++++ DATA PROVIDED
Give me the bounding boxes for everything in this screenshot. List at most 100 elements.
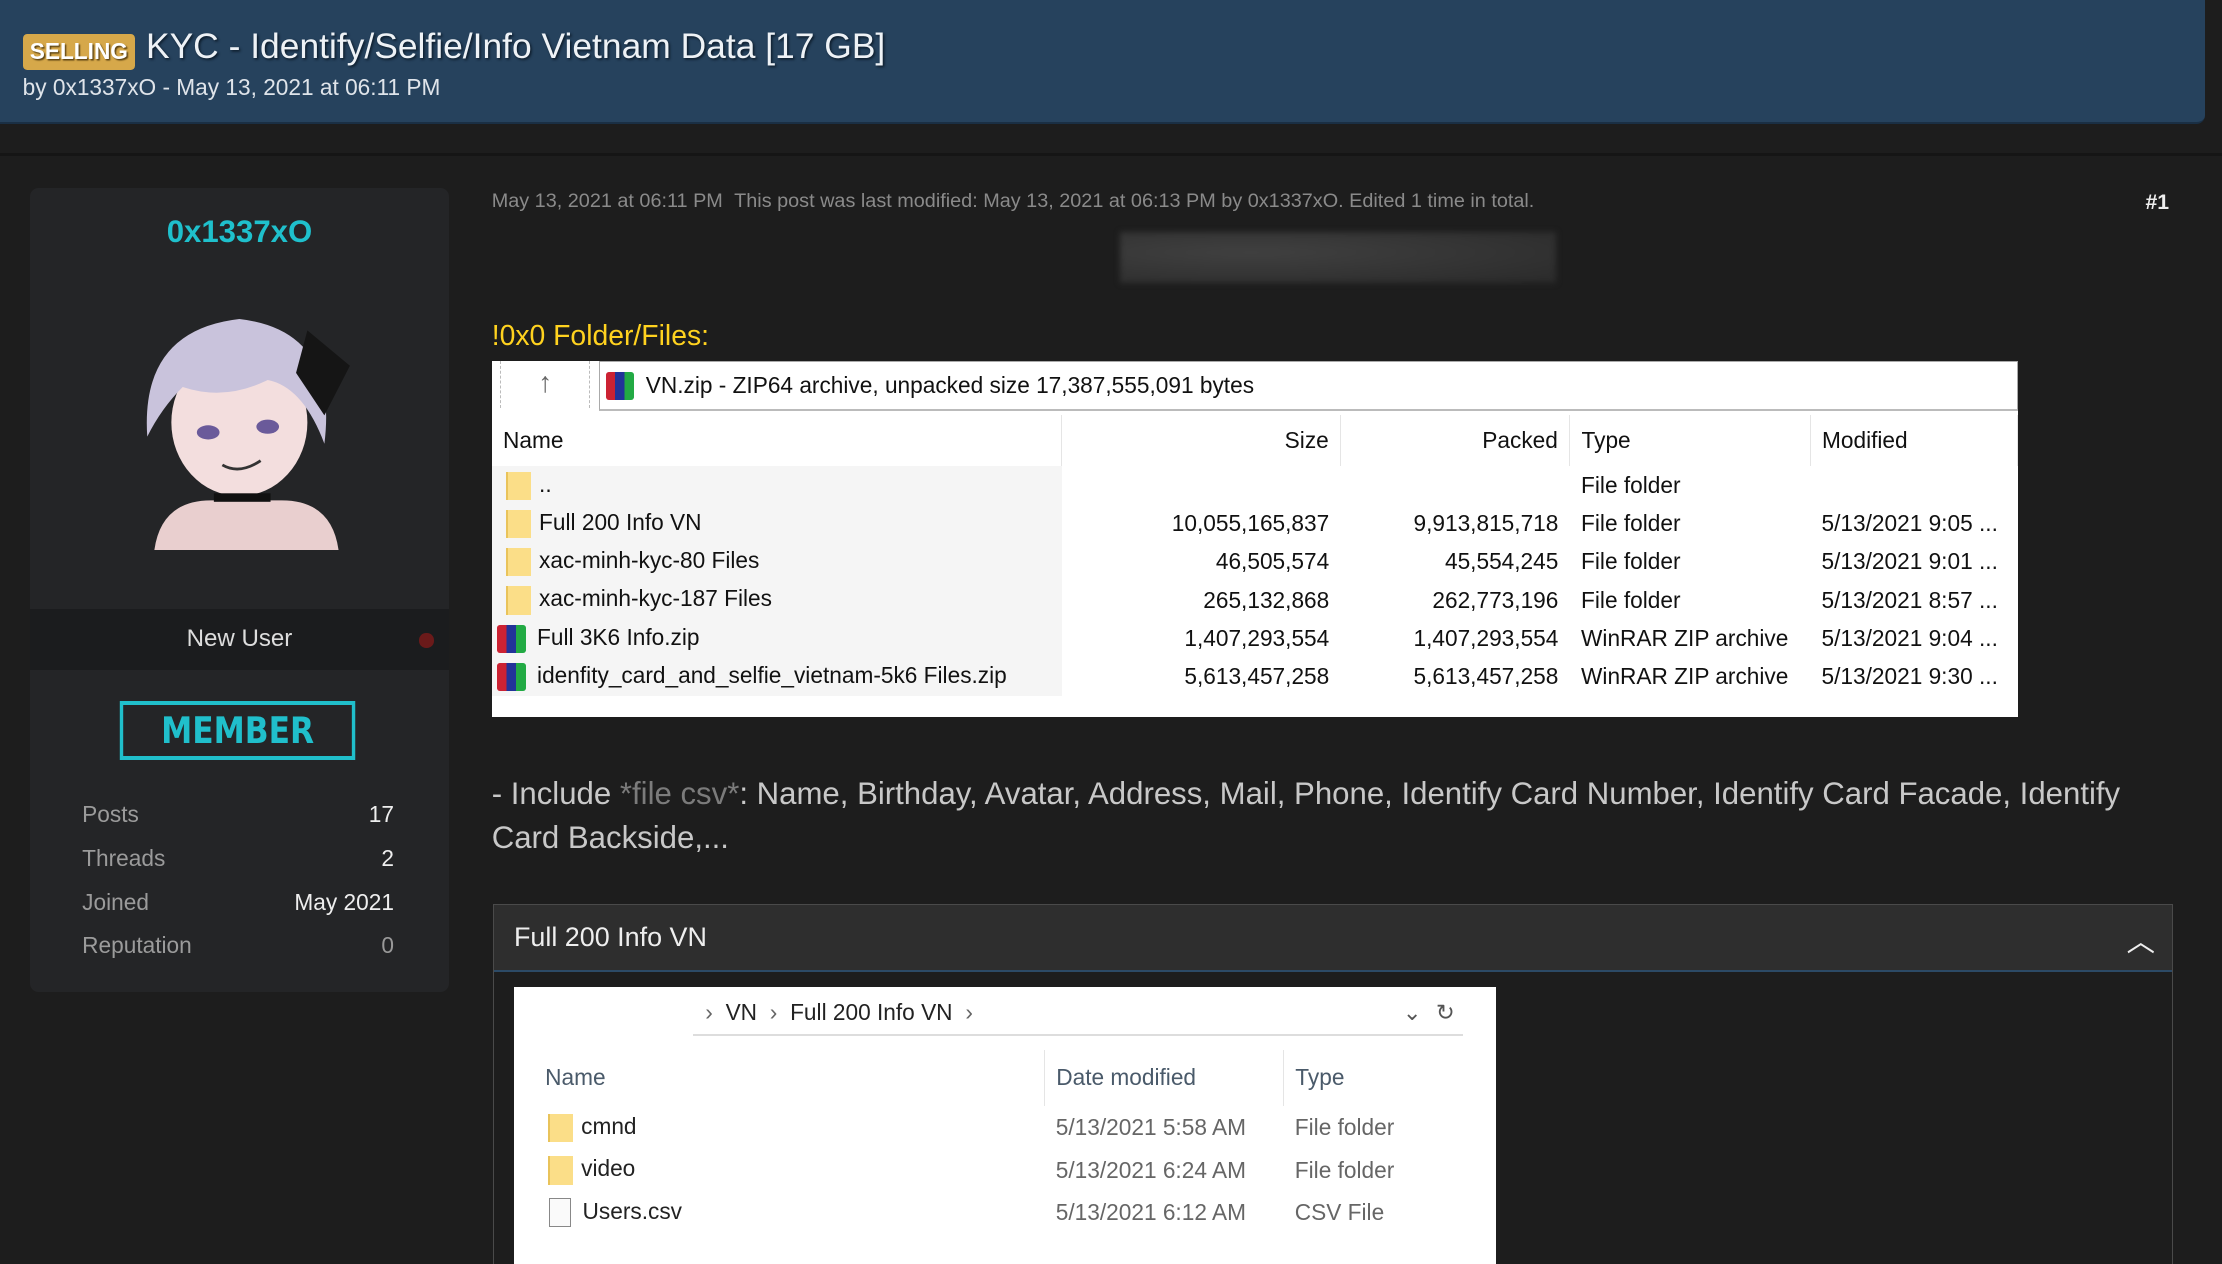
col-size: Size xyxy=(1061,415,1342,467)
file-date: 5/13/2021 6:24 AM xyxy=(1055,1156,1246,1183)
archive-row[interactable]: Full 3K6 Info.zip 1,407,293,554 1,407,29… xyxy=(491,619,2018,658)
stat-joined: Joined May 2021 xyxy=(82,889,394,916)
winrar-archive-icon xyxy=(497,662,526,692)
explorer-row[interactable]: video 5/13/2021 6:24 AM File folder xyxy=(534,1149,1406,1192)
avatar[interactable] xyxy=(126,302,353,550)
post-number-link[interactable]: #1 xyxy=(2145,190,2169,215)
post-description: - Include *file csv*: Name, Birthday, Av… xyxy=(492,772,2164,860)
username-link[interactable]: 0x1337xO xyxy=(30,214,449,250)
breadcrumb: › VN › Full 200 Info VN › ⌄ ↻ xyxy=(692,992,1464,1037)
folder-icon xyxy=(505,509,531,539)
post-date: May 13, 2021 at 06:11 PM xyxy=(491,189,723,212)
stat-label: Threads xyxy=(82,844,166,871)
stat-threads: Threads 2 xyxy=(82,845,394,872)
file-icon xyxy=(549,1198,572,1228)
explorer-row[interactable]: cmnd 5/13/2021 5:58 AM File folder xyxy=(534,1106,1406,1149)
file-packed: 5,613,457,258 xyxy=(1413,663,1559,690)
stat-value: May 2021 xyxy=(294,888,394,915)
breadcrumb-item: VN xyxy=(725,999,758,1026)
file-type: File folder xyxy=(1294,1156,1395,1183)
file-modified: 5/13/2021 9:30 ... xyxy=(1821,663,1998,690)
stat-label: Reputation xyxy=(82,932,192,959)
folder-icon xyxy=(505,586,531,615)
winrar-archive-icon xyxy=(497,624,526,653)
thread-byline: by 0x1337xO - May 13, 2021 at 06:11 PM xyxy=(22,73,441,100)
desc-prefix: - Include xyxy=(491,776,620,812)
file-date: 5/13/2021 5:58 AM xyxy=(1055,1114,1246,1141)
folder-icon xyxy=(505,548,531,577)
file-modified: 5/13/2021 9:01 ... xyxy=(1821,548,1998,575)
up-arrow-icon: ↑ xyxy=(500,361,591,409)
file-modified xyxy=(1810,466,2017,504)
file-size xyxy=(1062,466,1341,504)
file-modified: 5/13/2021 9:05 ... xyxy=(1821,510,1998,537)
post-modified-note: This post was last modified: May 13, 202… xyxy=(734,189,1535,212)
user-title: New User xyxy=(186,624,293,652)
refresh-icon: ↻ xyxy=(1435,999,1455,1026)
file-type: File folder xyxy=(1581,586,1681,613)
selling-badge: SELLING xyxy=(22,34,136,70)
post-meta: May 13, 2021 at 06:11 PM This post was la… xyxy=(492,190,1535,213)
archive-row[interactable]: xac-minh-kyc-80 Files 46,505,574 45,554,… xyxy=(491,542,2018,581)
stat-label: Posts xyxy=(82,800,139,827)
file-size: 1,407,293,554 xyxy=(1184,624,1330,651)
file-modified: 5/13/2021 9:04 ... xyxy=(1821,624,1998,651)
user-rank-band: New User xyxy=(29,609,450,671)
stat-value: 17 xyxy=(368,800,394,827)
file-name: Full 3K6 Info.zip xyxy=(491,619,1062,658)
archive-path: VN.zip - ZIP64 archive, unpacked size 17… xyxy=(645,372,1255,399)
file-size: 46,505,574 xyxy=(1215,548,1330,575)
stat-value: 0 xyxy=(381,932,394,959)
col-name: Name xyxy=(533,1049,1045,1107)
file-name: video xyxy=(534,1149,1045,1192)
file-size: 10,055,165,837 xyxy=(1171,510,1330,537)
file-packed: 262,773,196 xyxy=(1432,586,1559,613)
explorer-row[interactable]: Users.csv 5/13/2021 6:12 AM CSV File xyxy=(534,1191,1406,1234)
file-type: WinRAR ZIP archive xyxy=(1581,624,1789,651)
archive-row[interactable]: idenfity_card_and_selfie_vietnam-5k6 Fil… xyxy=(491,657,2018,696)
desc-highlight: *file csv* xyxy=(619,776,740,812)
explorer-screenshot: › VN › Full 200 Info VN › ⌄ ↻ Name Date modif… xyxy=(513,987,1496,1264)
member-group-badge: MEMBER xyxy=(119,701,356,761)
file-name: xac-minh-kyc-187 Files xyxy=(491,580,1062,620)
blurred-content xyxy=(1119,232,1556,284)
file-modified: 5/13/2021 8:57 ... xyxy=(1821,586,1998,613)
archive-file-table: Name Size Packed Type Modified .. File f… xyxy=(491,415,2018,696)
user-card: 0x1337xO New User MEMBER Posts 17 Threads… xyxy=(29,188,450,992)
folder-icon xyxy=(505,471,531,500)
col-date: Date modified xyxy=(1044,1049,1284,1107)
archive-row[interactable]: .. File folder xyxy=(491,466,2018,505)
file-type: File folder xyxy=(1581,471,1681,498)
winrar-icon xyxy=(606,371,635,400)
stat-label: Joined xyxy=(82,888,149,915)
thread-header: SELLING KYC - Identify/Selfie/Info Vietn… xyxy=(0,0,2205,124)
thread-title: KYC - Identify/Selfie/Info Vietnam Data … xyxy=(145,25,886,66)
file-name: Users.csv xyxy=(534,1191,1045,1234)
file-name: idenfity_card_and_selfie_vietnam-5k6 Fil… xyxy=(491,657,1062,696)
file-type: WinRAR ZIP archive xyxy=(1581,663,1789,690)
spoiler-box: Full 200 Info VN ︿ › VN › Full 200 Info VN ›… xyxy=(493,904,2173,1264)
col-name: Name xyxy=(491,415,1063,467)
archive-address-bar: VN.zip - ZIP64 archive, unpacked size 17… xyxy=(599,361,2018,412)
file-packed: 1,407,293,554 xyxy=(1413,624,1559,651)
forum-page: SELLING KYC - Identify/Selfie/Info Vietn… xyxy=(0,0,2222,1264)
file-packed: 9,913,815,718 xyxy=(1413,510,1559,537)
breadcrumb-item: Full 200 Info VN xyxy=(790,999,953,1026)
spoiler-toggle[interactable]: Full 200 Info VN ︿ xyxy=(494,905,2172,973)
file-name: cmnd xyxy=(534,1106,1045,1149)
file-packed xyxy=(1341,466,1570,504)
col-type: Type xyxy=(1569,415,1811,467)
chevron-up-icon[interactable]: ︿ xyxy=(2127,919,2155,960)
stat-posts: Posts 17 xyxy=(82,801,394,828)
file-size: 5,613,457,258 xyxy=(1184,663,1330,690)
archive-row[interactable]: Full 200 Info VN 10,055,165,837 9,913,81… xyxy=(491,504,2018,543)
divider xyxy=(0,153,2222,156)
archive-row[interactable]: xac-minh-kyc-187 Files 265,132,868 262,7… xyxy=(491,580,2018,620)
file-packed: 45,554,245 xyxy=(1444,548,1559,575)
col-type: Type xyxy=(1295,1064,1345,1091)
winrar-screenshot: ↑ VN.zip - ZIP64 archive, unpacked size … xyxy=(491,361,2018,718)
post-heading: !0x0 Folder/Files: xyxy=(491,320,709,353)
explorer-file-table: Name Date modified Type cmnd 5/13/2021 5… xyxy=(533,1049,1406,1234)
stat-reputation: Reputation 0 xyxy=(82,932,394,959)
stat-value: 2 xyxy=(381,844,394,871)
++++++++
● WHAT IS REQUIRED: Reproduce every item above line for line, with no changes, and leave out the pictures.

● RESPONSE TO THIS EXERCISE:
Give me the bounding boxes for everything in this screenshot. List at most 100 elements.
col-size: Size xyxy=(1061,415,1342,467)
file-date: 5/13/2021 6:24 AM xyxy=(1055,1156,1246,1183)
archive-row[interactable]: Full 3K6 Info.zip 1,407,293,554 1,407,29… xyxy=(491,619,2018,658)
stat-joined: Joined May 2021 xyxy=(82,889,394,916)
winrar-archive-icon xyxy=(497,662,526,692)
explorer-row[interactable]: video 5/13/2021 6:24 AM File folder xyxy=(534,1149,1406,1192)
avatar[interactable] xyxy=(126,302,353,550)
post-number-link[interactable]: #1 xyxy=(2145,190,2169,215)
post-description: - Include *file csv*: Name, Birthday, Av… xyxy=(492,772,2164,860)
username-link[interactable]: 0x1337xO xyxy=(30,214,449,250)
breadcrumb: › VN › Full 200 Info VN › ⌄ ↻ xyxy=(692,992,1464,1037)
folder-icon xyxy=(505,509,531,539)
post-date: May 13, 2021 at 06:11 PM xyxy=(491,189,723,212)
stat-label: Threads xyxy=(82,844,166,871)
stat-threads: Threads 2 xyxy=(82,845,394,872)
file-icon xyxy=(549,1198,572,1228)
explorer-row[interactable]: cmnd 5/13/2021 5:58 AM File folder xyxy=(534,1106,1406,1149)
file-packed: 5,613,457,258 xyxy=(1413,663,1559,690)
stat-value: May 2021 xyxy=(294,888,394,915)
breadcrumb-item: VN xyxy=(725,999,758,1026)
file-type: File folder xyxy=(1294,1156,1395,1183)
file-modified: 5/13/2021 9:30 ... xyxy=(1821,663,1998,690)
stat-label: Reputation xyxy=(82,932,192,959)
folder-icon xyxy=(505,586,531,615)
winrar-archive-icon xyxy=(497,624,526,653)
thread-byline: by 0x1337xO - May 13, 2021 at 06:11 PM xyxy=(22,73,441,100)
desc-prefix: - Include xyxy=(491,776,620,812)
file-date: 5/13/2021 5:58 AM xyxy=(1055,1114,1246,1141)
folder-icon xyxy=(505,548,531,577)
file-modified: 5/13/2021 9:01 ... xyxy=(1821,548,1998,575)
up-arrow-icon: ↑ xyxy=(500,361,591,409)
file-modified xyxy=(1810,466,2017,504)
file-size xyxy=(1062,466,1341,504)
file-modified: 5/13/2021 9:05 ... xyxy=(1821,510,1998,537)
post-modified-note: This post was last modified: May 13, 202… xyxy=(734,189,1535,212)
user-title: New User xyxy=(186,624,293,652)
refresh-icon: ↻ xyxy=(1435,999,1455,1026)
file-type: File folder xyxy=(1581,586,1681,613)
selling-badge: SELLING xyxy=(22,34,136,70)
post-meta: May 13, 2021 at 06:11 PM This post was la… xyxy=(492,190,1535,213)
archive-row[interactable]: xac-minh-kyc-80 Files 46,505,574 45,554,… xyxy=(491,542,2018,581)
stat-label: Posts xyxy=(82,800,139,827)
file-size: 1,407,293,554 xyxy=(1184,624,1330,651)
file-modified: 5/13/2021 9:04 ... xyxy=(1821,624,1998,651)
user-rank-band: New User xyxy=(29,609,450,671)
stat-value: 17 xyxy=(368,800,394,827)
file-name: Full 3K6 Info.zip xyxy=(491,619,1062,658)
archive-path: VN.zip - ZIP64 archive, unpacked size 17… xyxy=(645,372,1255,399)
file-size: 46,505,574 xyxy=(1215,548,1330,575)
stat-value: 0 xyxy=(381,932,394,959)
col-name: Name xyxy=(533,1049,1045,1107)
file-name: video xyxy=(534,1149,1045,1192)
file-size: 10,055,165,837 xyxy=(1171,510,1330,537)
file-packed: 262,773,196 xyxy=(1432,586,1559,613)
explorer-row[interactable]: Users.csv 5/13/2021 6:12 AM CSV File xyxy=(534,1191,1406,1234)
file-type: WinRAR ZIP archive xyxy=(1581,624,1789,651)
archive-row[interactable]: idenfity_card_and_selfie_vietnam-5k6 Fil… xyxy=(491,657,2018,696)
desc-highlight: *file csv* xyxy=(619,776,740,812)
explorer-screenshot: › VN › Full 200 Info VN › ⌄ ↻ Name Date modif… xyxy=(513,987,1496,1264)
member-group-badge: MEMBER xyxy=(119,701,356,761)
file-name: xac-minh-kyc-187 Files xyxy=(491,580,1062,620)
blurred-content xyxy=(1119,232,1556,284)
file-modified: 5/13/2021 8:57 ... xyxy=(1821,586,1998,613)
archive-file-table: Name Size Packed Type Modified .. File f… xyxy=(491,415,2018,696)
user-card: 0x1337xO New User MEMBER Posts 17 Threads… xyxy=(29,188,450,992)
folder-icon xyxy=(505,471,531,500)
col-date: Date modified xyxy=(1044,1049,1284,1107)
archive-row[interactable]: .. File folder xyxy=(491,466,2018,505)
file-type: File folder xyxy=(1581,471,1681,498)
winrar-icon xyxy=(606,371,635,400)
stat-label: Joined xyxy=(82,888,149,915)
thread-header: SELLING KYC - Identify/Selfie/Info Vietn… xyxy=(0,0,2205,124)
thread-title: KYC - Identify/Selfie/Info Vietnam Data … xyxy=(145,25,886,66)
file-name: Users.csv xyxy=(534,1191,1045,1234)
file-name: idenfity_card_and_selfie_vietnam-5k6 Fil… xyxy=(491,657,1062,696)
file-type: WinRAR ZIP archive xyxy=(1581,663,1789,690)
spoiler-box: Full 200 Info VN ︿ › VN › Full 200 Info VN ›… xyxy=(493,904,2173,1264)
col-name: Name xyxy=(491,415,1063,467)
archive-address-bar: VN.zip - ZIP64 archive, unpacked size 17… xyxy=(599,361,2018,412)
file-packed: 1,407,293,554 xyxy=(1413,624,1559,651)
forum-page: SELLING KYC - Identify/Selfie/Info Vietn… xyxy=(0,0,2222,1264)
file-packed: 9,913,815,718 xyxy=(1413,510,1559,537)
breadcrumb-item: Full 200 Info VN xyxy=(790,999,953,1026)
spoiler-toggle[interactable]: Full 200 Info VN ︿ xyxy=(494,905,2172,973)
file-name: cmnd xyxy=(534,1106,1045,1149)
file-packed xyxy=(1341,466,1570,504)
col-type: Type xyxy=(1569,415,1811,467)
chevron-up-icon[interactable]: ︿ xyxy=(2127,919,2155,960)
stat-posts: Posts 17 xyxy=(82,801,394,828)
file-size: 5,613,457,258 xyxy=(1184,663,1330,690)
archive-row[interactable]: Full 200 Info VN 10,055,165,837 9,913,81… xyxy=(491,504,2018,543)
divider xyxy=(0,153,2222,156)
archive-row[interactable]: xac-minh-kyc-187 Files 265,132,868 262,7… xyxy=(491,580,2018,620)
file-packed: 45,554,245 xyxy=(1444,548,1559,575)
col-type: Type xyxy=(1295,1064,1345,1091)
winrar-screenshot: ↑ VN.zip - ZIP64 archive, unpacked size … xyxy=(491,361,2018,718)
post-heading: !0x0 Folder/Files: xyxy=(491,320,709,353)
explorer-file-table: Name Date modified Type cmnd 5/13/2021 5… xyxy=(533,1049,1406,1234)
stat-reputation: Reputation 0 xyxy=(82,932,394,959)
stat-value: 2 xyxy=(381,844,394,871)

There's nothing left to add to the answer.